- ACTIONS TO TAKE -
A. In the forum thread about the Bruce Lee series, reproduce the passage from "## Michael89 (Feb" to "(Feb 23, 2014)", substituting "Wing Chun" for "Jeet Kune Do".
B. Write the next part of the forum thread about the Bruce Lee series, starting after its final line.

# "The Legend of bruce Lee" (2008)



## Michael89 (Feb 8, 2014)

First of all, I'd like to say I have huge respect for Jeet Kune Do. I just watching it yesterday and I'm on episode 16. My question for anyone who watch this show. I want to know what is a fictional or what didn't happened in Bruce Lee's life?


----------



## Transk53 (Feb 23, 2014)

Michael89 said:


> First of all, I'd like to say I have huge respect for Jeet Kune Do. I just watching it yesterday and I'm on episode 16. My question for anyone who watch this show. I want to know what is a fictional or what didn't happened in Bruce Lee's life?



Thanks for at least highlighting the series. Think I'll buy that series.


----------



## wingchun100 (Mar 6, 2014)

Michael89 said:


> First of all, I'd like to say I have huge respect for Jeet Kune Do. I just watching it yesterday and I'm on episode 16. My question for anyone who watch this show. I want to know what is a fictional or what didn't happened in Bruce Lee's life?

- STORED DATA -
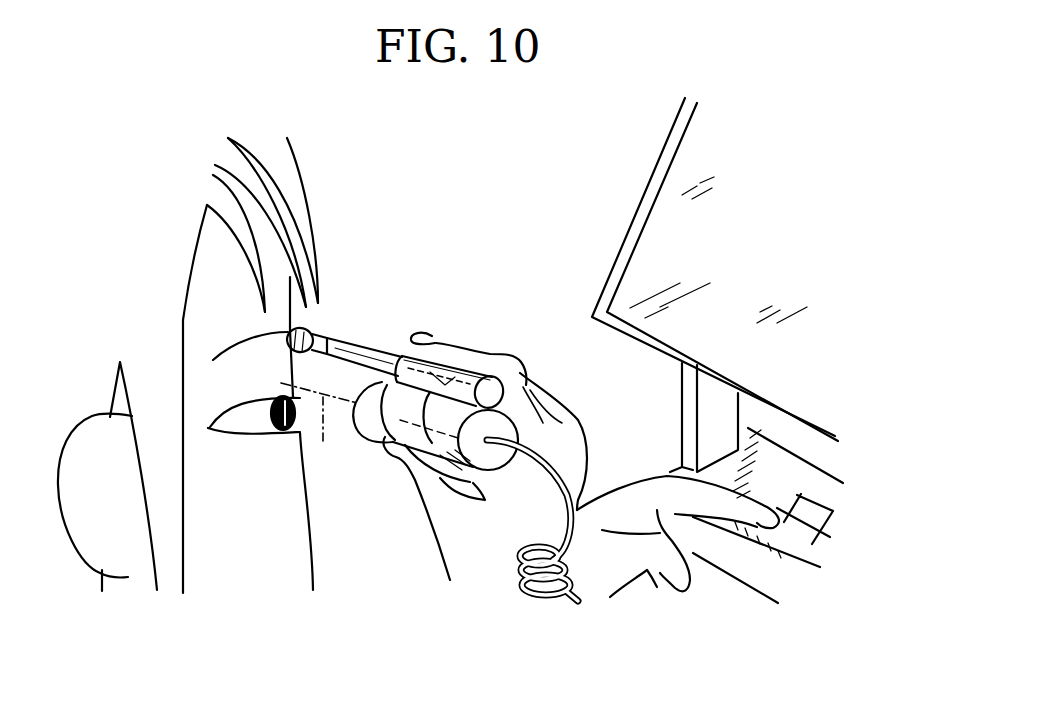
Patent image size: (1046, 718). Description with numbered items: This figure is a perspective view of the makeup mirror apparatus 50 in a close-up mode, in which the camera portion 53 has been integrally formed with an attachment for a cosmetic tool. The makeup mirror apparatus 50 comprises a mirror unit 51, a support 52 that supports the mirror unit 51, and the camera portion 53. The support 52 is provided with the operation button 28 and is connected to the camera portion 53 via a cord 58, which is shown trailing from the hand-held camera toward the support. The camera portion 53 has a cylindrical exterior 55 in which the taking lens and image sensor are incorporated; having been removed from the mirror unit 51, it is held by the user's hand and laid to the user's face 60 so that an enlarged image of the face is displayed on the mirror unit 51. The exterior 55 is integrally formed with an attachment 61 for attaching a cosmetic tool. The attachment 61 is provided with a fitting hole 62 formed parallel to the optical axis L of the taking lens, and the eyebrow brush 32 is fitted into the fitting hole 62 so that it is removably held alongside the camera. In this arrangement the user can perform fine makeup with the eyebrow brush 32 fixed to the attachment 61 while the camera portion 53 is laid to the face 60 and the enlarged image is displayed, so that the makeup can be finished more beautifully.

- RESULTS FOR EACH TASK -
A.
## Michael89 (Feb 8, 2014)

First of all, I'd like to say I have huge respect for Wing Chun. I just watching it yesterday and I'm on episode 16. My question for anyone who watch this show. I want to know what is a fictional or what didn't happened in Bruce Lee's life?


----------



## Transk53 (Feb 23, 2014)

B.
Is that the long-running TV series they produced in Hong Kong? I have yet to catch that.


----------



## Transk53 (Mar 13, 2014)

wingchun100 said:


> Is that the long-running TV series they produced in Hong Kong? I have yet to catch that.



Clicky


----------



## wingchun100 (Mar 13, 2014)

Transk53 said:


> Clicky



Yep, that is exactly the one I thought it was.


----------



## FizzyCal (May 5, 2014)

Just like the title says,  "legends". These episodes are made for entertainment not biographical.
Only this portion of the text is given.